Given problem
Show each line from the listing that includes the word "Procházková".
------------------------------------
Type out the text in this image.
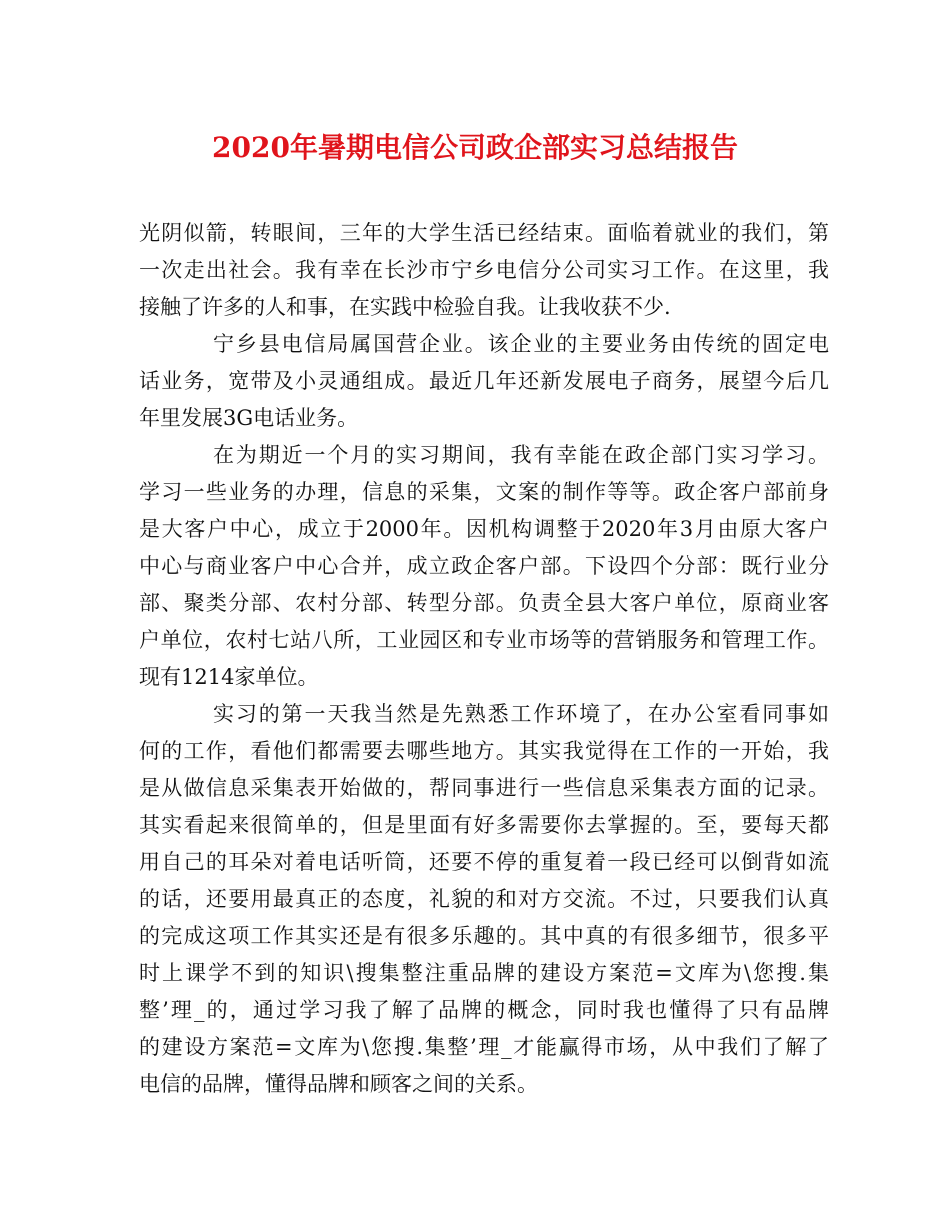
2020年暑期电信公司政企部实习总结报告
光阴似箭，转眼间，三年的大学生活已经结束。面临着就业的我们，第
一次走出社会。我有幸在长沙市宁乡电信分公司实习工作。在这里，我
接触了许多的人和事，在实践中检验自我。让我收获不少.
宁乡县电信局属国营企业。该企业的主要业务由传统的固定电
话业务，宽带及小灵通组成。最近几年还新发展电子商务，展望今后几
年里发展3G电话业务。
在为期近一个月的实习期间，我有幸能在政企部门实习学习。
学习一些业务的办理，信息的采集，文案的制作等等。政企客户部前身
是大客户中心，成立于2000年。因机构调整于2020年3月由原大客户
中心与商业客户中心合并，成立政企客户部。下设四个分部：既行业分
部、聚类分部、农村分部、转型分部。负责全县大客户单位，原商业客
户单位，农村七站八所，工业园区和专业市场等的营销服务和管理工作。
现有1214家单位。
实习的第一天我当然是先熟悉工作环境了，在办公室看同事如
何的工作，看他们都需要去哪些地方。其实我觉得在工作的一开始，我
是从做信息采集表开始做的，帮同事进行一些信息采集表方面的记录。
其实看起来很简单的，但是里面有好多需要你去掌握的。至，要每天都
用自己的耳朵对着电话听筒，还要不停的重复着一段已经可以倒背如流
的话，还要用最真正的态度，礼貌的和对方交流。不过，只要我们认真
的完成这项工作其实还是有很多乐趣的。其中真的有很多细节，很多平
时上课学不到的知识\搜集整注重品牌的建设方案范=文库为\您搜.集
整’理_的，通过学习我了解了品牌的概念，同时我也懂得了只有品牌
的建设方案范=文库为\您搜.集整’理_才能赢得市场，从中我们了解了
电信的品牌，懂得品牌和顾客之间的关系。
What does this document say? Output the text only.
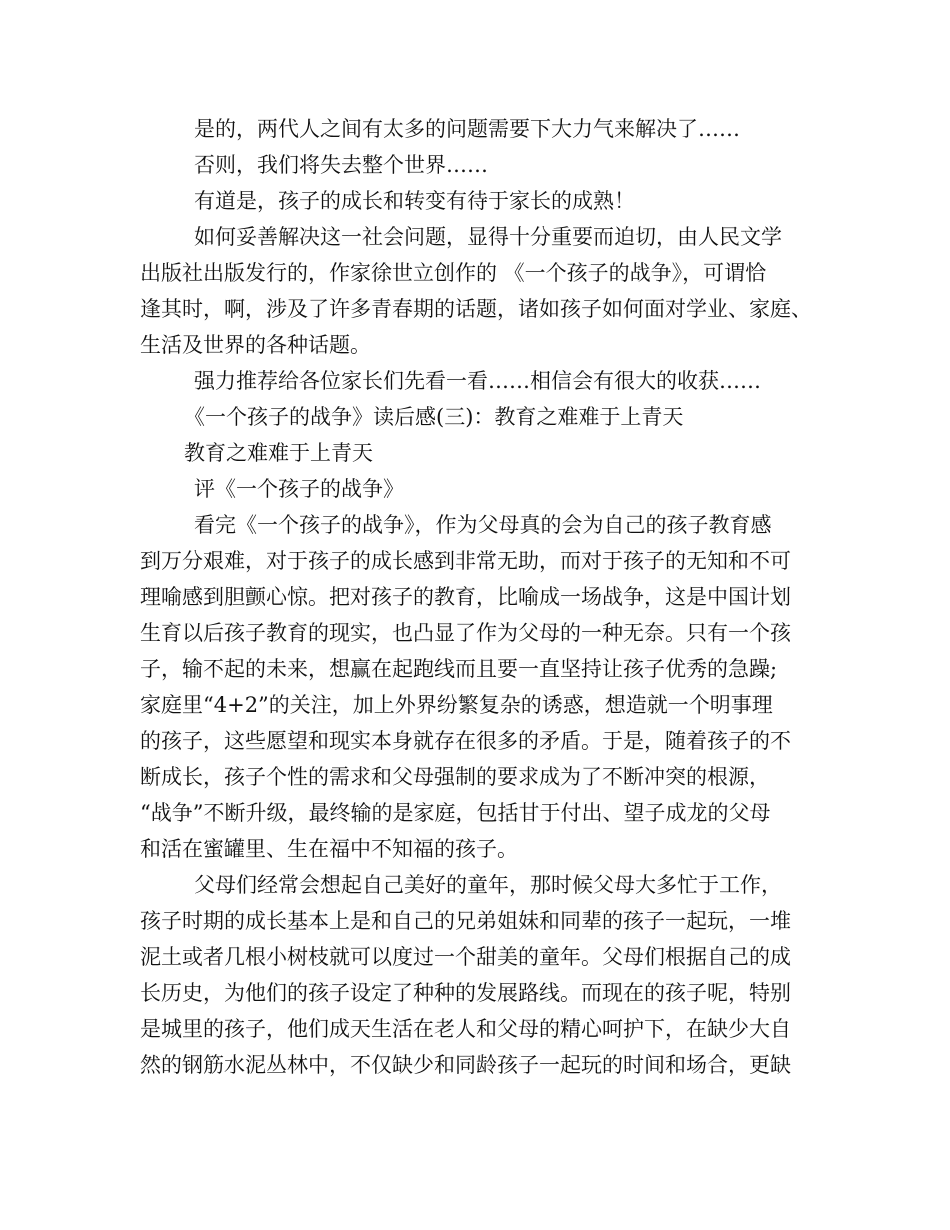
是的，两代人之间有太多的问题需要下大力气来解决了……
否则，我们将失去整个世界……
有道是，孩子的成长和转变有待于家长的成熟！
如何妥善解决这一社会问题，显得十分重要而迫切，由人民文学
出版社出版发行的，作家徐世立创作的 《一个孩子的战争》，可谓恰
逢其时，啊，涉及了许多青春期的话题，诸如孩子如何面对学业、家庭、
生活及世界的各种话题。
强力推荐给各位家长们先看一看……相信会有很大的收获……
《一个孩子的战争》读后感(三)：教育之难难于上青天
教育之难难于上青天
评《一个孩子的战争》
看完《一个孩子的战争》，作为父母真的会为自己的孩子教育感
到万分艰难，对于孩子的成长感到非常无助，而对于孩子的无知和不可
理喻感到胆颤心惊。把对孩子的教育，比喻成一场战争，这是中国计划
生育以后孩子教育的现实，也凸显了作为父母的一种无奈。只有一个孩
子，输不起的未来，想赢在起跑线而且要一直坚持让孩子优秀的急躁;
家庭里“4+2”的关注，加上外界纷繁复杂的诱惑，想造就一个明事理
的孩子，这些愿望和现实本身就存在很多的矛盾。于是，随着孩子的不
断成长，孩子个性的需求和父母强制的要求成为了不断冲突的根源，
“战争”不断升级，最终输的是家庭，包括甘于付出、望子成龙的父母
和活在蜜罐里、生在福中不知福的孩子。
父母们经常会想起自己美好的童年，那时候父母大多忙于工作，
孩子时期的成长基本上是和自己的兄弟姐妹和同辈的孩子一起玩，一堆
泥土或者几根小树枝就可以度过一个甜美的童年。父母们根据自己的成
长历史，为他们的孩子设定了种种的发展路线。而现在的孩子呢，特别
是城里的孩子，他们成天生活在老人和父母的精心呵护下，在缺少大自
然的钢筋水泥丛林中，不仅缺少和同龄孩子一起玩的时间和场合，更缺
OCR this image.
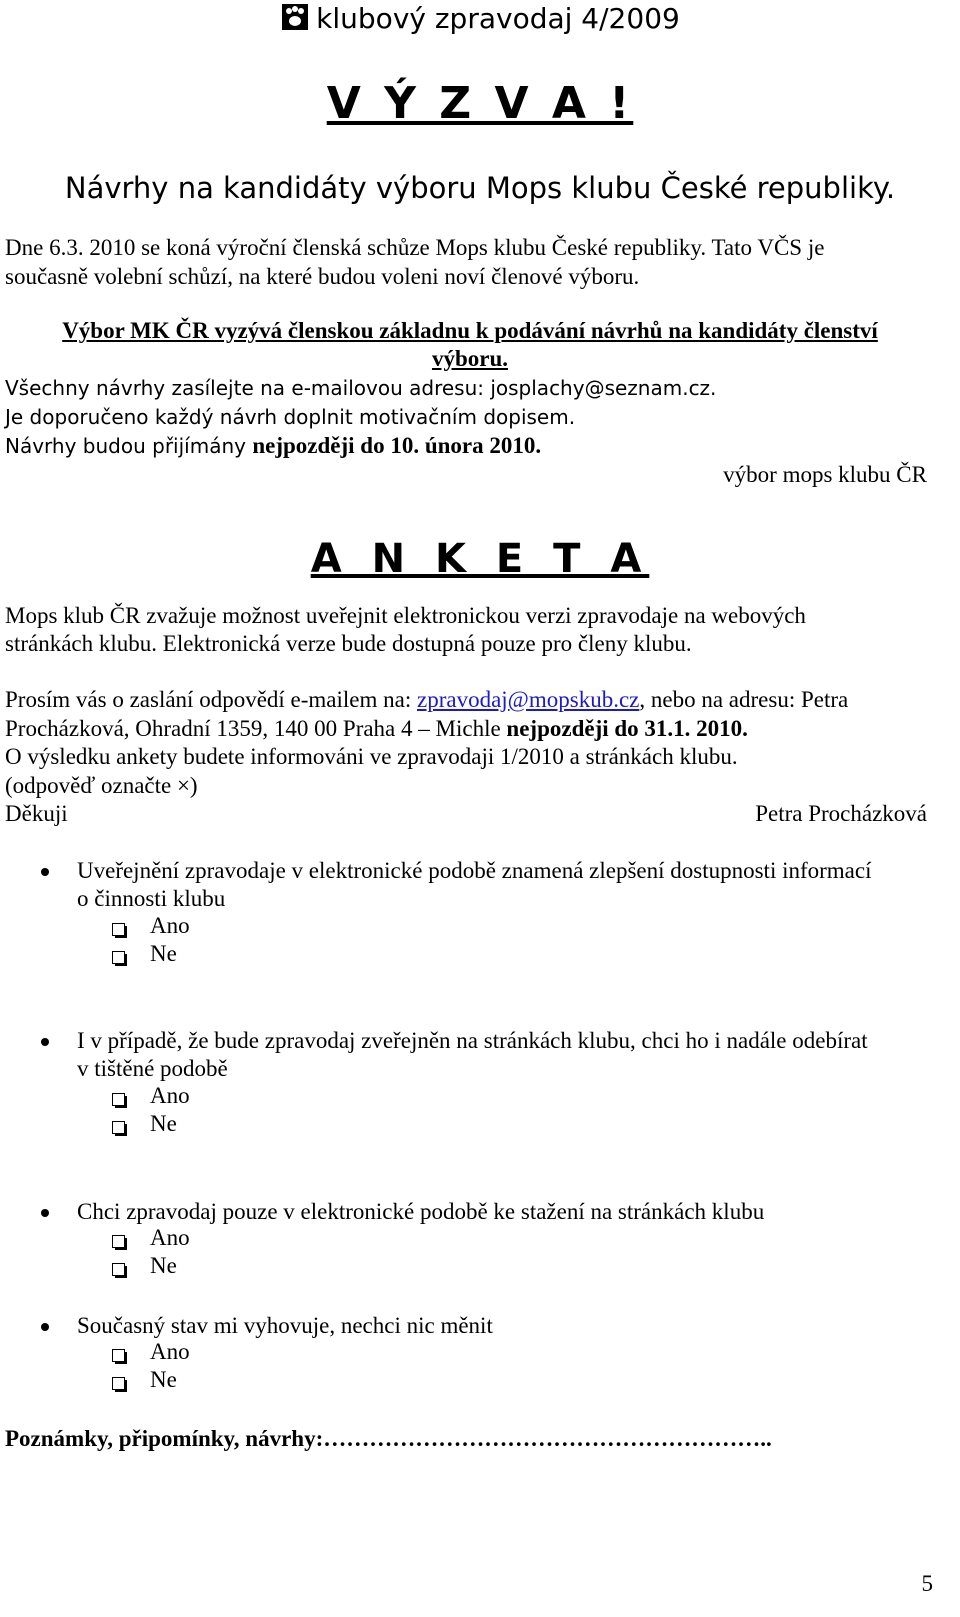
klubový zpravodaj 4/2009
V Ý Z V A !
Návrhy na kandidáty výboru Mops klubu České republiky.
Dne 6.3. 2010 se koná výroční členská schůze Mops klubu České republiky. Tato VČS je
současně volební schůzí, na které budou voleni noví členové výboru.
Výbor MK ČR vyzývá členskou základnu k podávání návrhů na kandidáty členství
výboru.
Všechny návrhy zasílejte na e-mailovou adresu: josplachy@seznam.cz.
Je doporučeno každý návrh doplnit motivačním dopisem.
Návrhy budou přijímány nejpozději do 10. února 2010.
výbor mops klubu ČR
A N K E T A
Mops klub ČR zvažuje možnost uveřejnit elektronickou verzi zpravodaje na webových
stránkách klubu. Elektronická verze bude dostupná pouze pro členy klubu.
Prosím vás o zaslání odpovědí e-mailem na: zpravodaj@mopskub.cz, nebo na adresu: Petra
Procházková, Ohradní 1359, 140 00 Praha 4 – Michle nejpozději do 31.1. 2010.
O výsledku ankety budete informováni ve zpravodaji 1/2010 a stránkách klubu.
(odpověď označte ×)
Děkuji	Petra Procházková
Uveřejnění zpravodaje v elektronické podobě znamená zlepšení dostupnosti informací
o činnosti klubu
Ano
Ne
I v případě, že bude zpravodaj zveřejněn na stránkách klubu, chci ho i nadále odebírat
v tištěné podobě
Ano
Ne
Chci zpravodaj pouze v elektronické podobě ke stažení na stránkách klubu
Ano
Ne
Současný stav mi vyhovuje, nechci nic měnit
Ano
Ne
Poznámky, připomínky, návrhy:…………………………………………………..
5
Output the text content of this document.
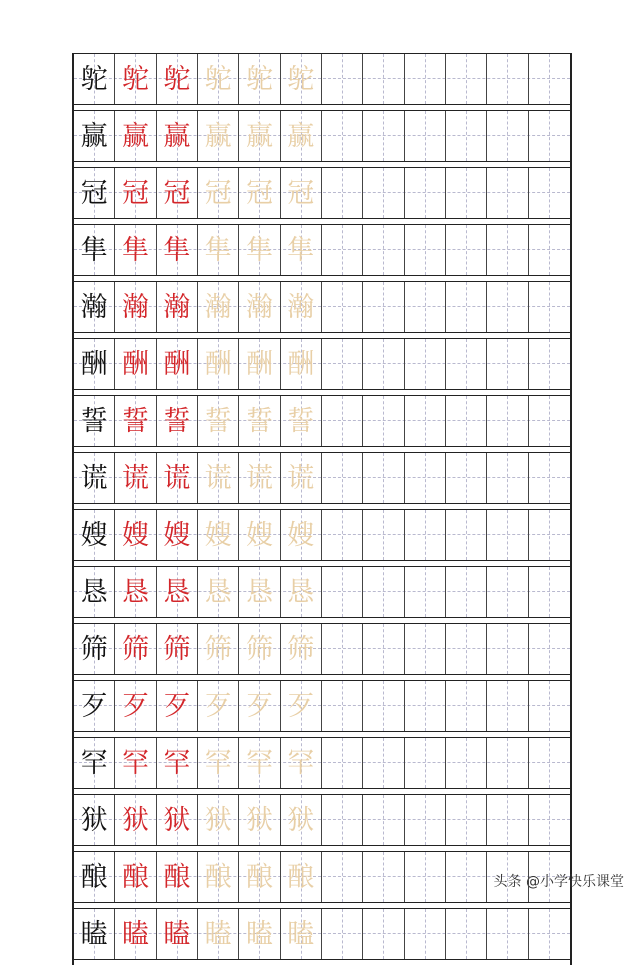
鸵 鸵 鸵 鸵 鸵 鸵
赢 赢 赢 赢 赢 赢
冠 冠 冠 冠 冠 冠
隼 隼 隼 隼 隼 隼
瀚 瀚 瀚 瀚 瀚 瀚
酬 酬 酬 酬 酬 酬
誓 誓 誓 誓 誓 誓
谎 谎 谎 谎 谎 谎
嫂 嫂 嫂 嫂 嫂 嫂
恳 恳 恳 恳 恳 恳
筛 筛 筛 筛 筛 筛
歹 歹 歹 歹 歹 歹
罕 罕 罕 罕 罕 罕
狱 狱 狱 狱 狱 狱
酿 酿 酿 酿 酿 酿
瞌 瞌 瞌 瞌 瞌 瞌
头条 @小学快乐课堂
------------------------------------
Solution to the problem
Procházková, Ohradní 1359, 140 00 Praha 4 – Michle nejpozději do 31.1. 2010.
Děkuji	Petra Procházková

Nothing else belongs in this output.